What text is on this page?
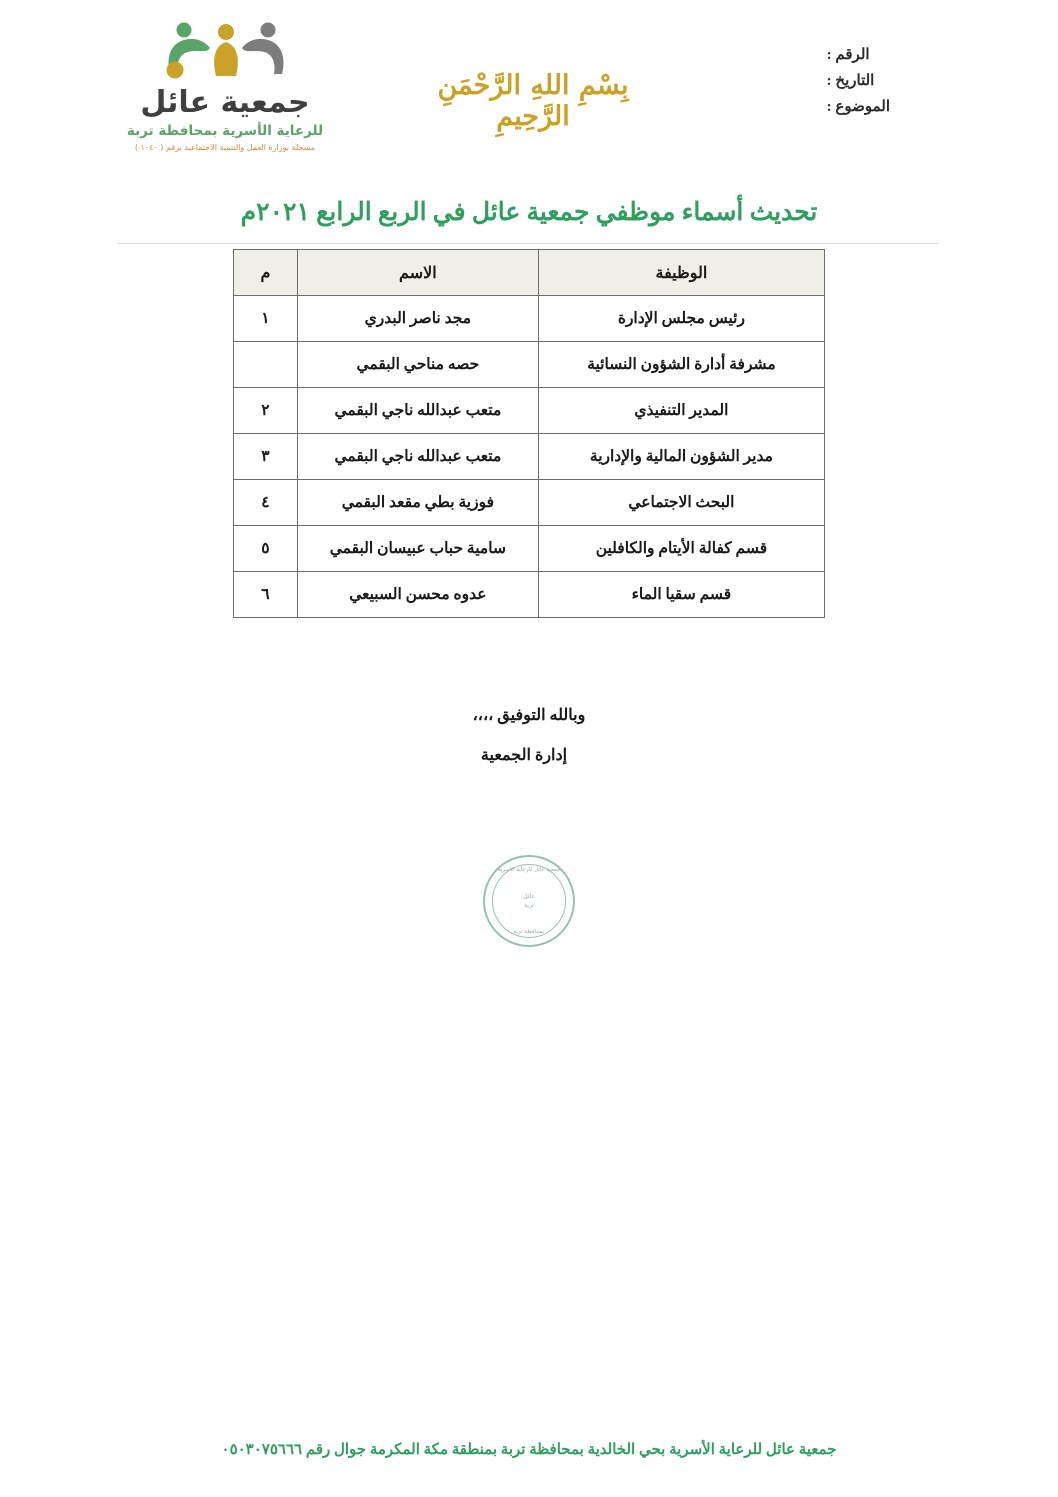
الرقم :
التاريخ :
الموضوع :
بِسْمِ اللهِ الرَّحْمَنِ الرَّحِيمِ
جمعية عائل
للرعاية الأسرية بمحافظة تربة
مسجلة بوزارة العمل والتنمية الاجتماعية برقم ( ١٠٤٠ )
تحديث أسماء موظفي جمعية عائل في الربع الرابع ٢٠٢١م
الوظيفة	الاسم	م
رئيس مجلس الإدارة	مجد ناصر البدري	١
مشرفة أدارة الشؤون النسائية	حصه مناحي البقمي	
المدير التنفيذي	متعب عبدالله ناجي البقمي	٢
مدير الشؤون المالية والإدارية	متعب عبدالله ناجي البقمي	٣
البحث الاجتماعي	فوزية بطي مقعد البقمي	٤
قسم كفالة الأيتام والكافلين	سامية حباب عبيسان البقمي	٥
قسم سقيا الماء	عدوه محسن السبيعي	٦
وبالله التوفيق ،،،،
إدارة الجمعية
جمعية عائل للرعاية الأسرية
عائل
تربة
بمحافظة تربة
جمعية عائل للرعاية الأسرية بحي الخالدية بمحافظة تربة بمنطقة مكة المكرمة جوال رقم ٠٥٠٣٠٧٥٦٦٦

◆ DO THIS:
Tell how many lines of the records above hold the string "عائل". Give no other text.

◆ RESPONSE TO THIS TASK:
5